***** DATA *****

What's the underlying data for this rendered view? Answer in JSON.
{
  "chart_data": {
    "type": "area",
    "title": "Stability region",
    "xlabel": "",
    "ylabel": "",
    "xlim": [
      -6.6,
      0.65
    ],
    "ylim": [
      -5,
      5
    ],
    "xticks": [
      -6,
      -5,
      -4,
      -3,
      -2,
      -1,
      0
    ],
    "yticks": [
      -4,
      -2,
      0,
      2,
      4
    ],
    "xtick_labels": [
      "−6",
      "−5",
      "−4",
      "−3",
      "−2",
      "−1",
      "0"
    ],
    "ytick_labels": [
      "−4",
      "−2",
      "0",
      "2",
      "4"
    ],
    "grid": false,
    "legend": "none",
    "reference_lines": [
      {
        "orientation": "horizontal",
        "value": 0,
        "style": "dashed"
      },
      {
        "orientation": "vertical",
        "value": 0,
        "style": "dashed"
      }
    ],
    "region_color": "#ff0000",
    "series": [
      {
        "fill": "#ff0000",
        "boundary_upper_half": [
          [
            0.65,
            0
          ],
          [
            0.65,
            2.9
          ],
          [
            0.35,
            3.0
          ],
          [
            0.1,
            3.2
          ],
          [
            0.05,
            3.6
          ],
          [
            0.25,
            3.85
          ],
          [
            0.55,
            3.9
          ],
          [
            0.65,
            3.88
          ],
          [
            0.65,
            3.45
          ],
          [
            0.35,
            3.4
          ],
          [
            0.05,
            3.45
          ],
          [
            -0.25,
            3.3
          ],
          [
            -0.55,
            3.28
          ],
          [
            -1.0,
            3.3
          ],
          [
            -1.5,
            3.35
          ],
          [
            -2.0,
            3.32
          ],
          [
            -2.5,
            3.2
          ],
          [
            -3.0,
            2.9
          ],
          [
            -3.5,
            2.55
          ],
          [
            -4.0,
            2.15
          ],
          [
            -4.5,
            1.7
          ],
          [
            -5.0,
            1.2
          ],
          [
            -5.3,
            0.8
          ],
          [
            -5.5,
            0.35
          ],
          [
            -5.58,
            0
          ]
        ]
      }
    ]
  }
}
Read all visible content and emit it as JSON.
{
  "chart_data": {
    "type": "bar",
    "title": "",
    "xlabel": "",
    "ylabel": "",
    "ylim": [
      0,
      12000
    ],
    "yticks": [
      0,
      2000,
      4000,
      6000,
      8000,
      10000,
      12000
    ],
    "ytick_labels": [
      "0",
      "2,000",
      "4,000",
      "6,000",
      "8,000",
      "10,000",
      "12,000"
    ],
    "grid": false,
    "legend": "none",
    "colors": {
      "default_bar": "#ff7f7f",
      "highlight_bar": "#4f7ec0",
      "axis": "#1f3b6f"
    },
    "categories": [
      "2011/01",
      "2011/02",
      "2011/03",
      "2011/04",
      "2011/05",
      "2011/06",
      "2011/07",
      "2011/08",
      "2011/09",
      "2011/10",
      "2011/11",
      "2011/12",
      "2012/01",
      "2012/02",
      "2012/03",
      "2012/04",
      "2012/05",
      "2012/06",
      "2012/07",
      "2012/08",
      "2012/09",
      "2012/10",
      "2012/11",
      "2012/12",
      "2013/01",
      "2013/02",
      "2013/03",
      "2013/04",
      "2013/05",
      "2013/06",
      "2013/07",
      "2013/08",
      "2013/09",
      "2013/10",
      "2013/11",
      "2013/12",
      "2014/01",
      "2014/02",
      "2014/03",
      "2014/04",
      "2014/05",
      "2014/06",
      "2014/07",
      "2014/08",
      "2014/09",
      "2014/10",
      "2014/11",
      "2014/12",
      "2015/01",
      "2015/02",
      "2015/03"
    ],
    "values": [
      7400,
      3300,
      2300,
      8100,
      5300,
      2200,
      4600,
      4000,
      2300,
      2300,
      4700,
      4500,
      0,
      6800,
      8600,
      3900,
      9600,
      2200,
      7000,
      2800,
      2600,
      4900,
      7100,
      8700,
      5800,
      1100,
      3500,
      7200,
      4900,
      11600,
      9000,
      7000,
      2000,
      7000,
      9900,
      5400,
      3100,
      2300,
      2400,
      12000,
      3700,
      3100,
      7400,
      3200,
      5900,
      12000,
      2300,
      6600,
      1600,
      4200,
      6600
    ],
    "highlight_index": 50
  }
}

*****

WRITTEN PROBLEM: Print the material once more, exactly.

FULL SOLUTION:
What's the underlying data for this rendered view? Answer in JSON.
{
  "chart_data": {
    "type": "area",
    "title": "Stability region",
    "xlabel": "",
    "ylabel": "",
    "xlim": [
      -6.6,
      0.65
    ],
    "ylim": [
      -5,
      5
    ],
    "xticks": [
      -6,
      -5,
      -4,
      -3,
      -2,
      -1,
      0
    ],
    "yticks": [
      -4,
      -2,
      0,
      2,
      4
    ],
    "xtick_labels": [
      "−6",
      "−5",
      "−4",
      "−3",
      "−2",
      "−1",
      "0"
    ],
    "ytick_labels": [
      "−4",
      "−2",
      "0",
      "2",
      "4"
    ],
    "grid": false,
    "legend": "none",
    "reference_lines": [
      {
        "orientation": "horizontal",
        "value": 0,
        "style": "dashed"
      },
      {
        "orientation": "vertical",
        "value": 0,
        "style": "dashed"
      }
    ],
    "region_color": "#ff0000",
    "series": [
      {
        "fill": "#ff0000",
        "boundary_upper_half": [
          [
            0.65,
            0
          ],
          [
            0.65,
            2.9
          ],
          [
            0.35,
            3.0
          ],
          [
            0.1,
            3.2
          ],
          [
            0.05,
            3.6
          ],
          [
            0.25,
            3.85
          ],
          [
            0.55,
            3.9
          ],
          [
            0.65,
            3.88
          ],
          [
            0.65,
            3.45
          ],
          [
            0.35,
            3.4
          ],
          [
            0.05,
            3.45
          ],
          [
            -0.25,
            3.3
          ],
          [
            -0.55,
            3.28
          ],
          [
            -1.0,
            3.3
          ],
          [
            -1.5,
            3.35
          ],
          [
            -2.0,
            3.32
          ],
          [
            -2.5,
            3.2
          ],
          [
            -3.0,
            2.9
          ],
          [
            -3.5,
            2.55
          ],
          [
            -4.0,
            2.15
          ],
          [
            -4.5,
            1.7
          ],
          [
            -5.0,
            1.2
          ],
          [
            -5.3,
            0.8
          ],
          [
            -5.5,
            0.35
          ],
          [
            -5.58,
            0
          ]
        ]
      }
    ]
  }
}
Read all visible content and emit it as JSON.
{
  "chart_data": {
    "type": "bar",
    "title": "",
    "xlabel": "",
    "ylabel": "",
    "ylim": [
      0,
      12000
    ],
    "yticks": [
      0,
      2000,
      4000,
      6000,
      8000,
      10000,
      12000
    ],
    "ytick_labels": [
      "0",
      "2,000",
      "4,000",
      "6,000",
      "8,000",
      "10,000",
      "12,000"
    ],
    "grid": false,
    "legend": "none",
    "colors": {
      "default_bar": "#ff7f7f",
      "highlight_bar": "#4f7ec0",
      "axis": "#1f3b6f"
    },
    "categories": [
      "2011/01",
      "2011/02",
      "2011/03",
      "2011/04",
      "2011/05",
      "2011/06",
      "2011/07",
      "2011/08",
      "2011/09",
      "2011/10",
      "2011/11",
      "2011/12",
      "2012/01",
      "2012/02",
      "2012/03",
      "2012/04",
      "2012/05",
      "2012/06",
      "2012/07",
      "2012/08",
      "2012/09",
      "2012/10",
      "2012/11",
      "2012/12",
      "2013/01",
      "2013/02",
      "2013/03",
      "2013/04",
      "2013/05",
      "2013/06",
      "2013/07",
      "2013/08",
      "2013/09",
      "2013/10",
      "2013/11",
      "2013/12",
      "2014/01",
      "2014/02",
      "2014/03",
      "2014/04",
      "2014/05",
      "2014/06",
      "2014/07",
      "2014/08",
      "2014/09",
      "2014/10",
      "2014/11",
      "2014/12",
      "2015/01",
      "2015/02",
      "2015/03"
    ],
    "values": [
      7400,
      3300,
      2300,
      8100,
      5300,
      2200,
      4600,
      4000,
      2300,
      2300,
      4700,
      4500,
      0,
      6800,
      8600,
      3900,
      9600,
      2200,
      7000,
      2800,
      2600,
      4900,
      7100,
      8700,
      5800,
      1100,
      3500,
      7200,
      4900,
      11600,
      9000,
      7000,
      2000,
      7000,
      9900,
      5400,
      3100,
      2300,
      2400,
      12000,
      3700,
      3100,
      7400,
      3200,
      5900,
      12000,
      2300,
      6600,
      1600,
      4200,
      6600
    ],
    "highlight_index": 50
  }
}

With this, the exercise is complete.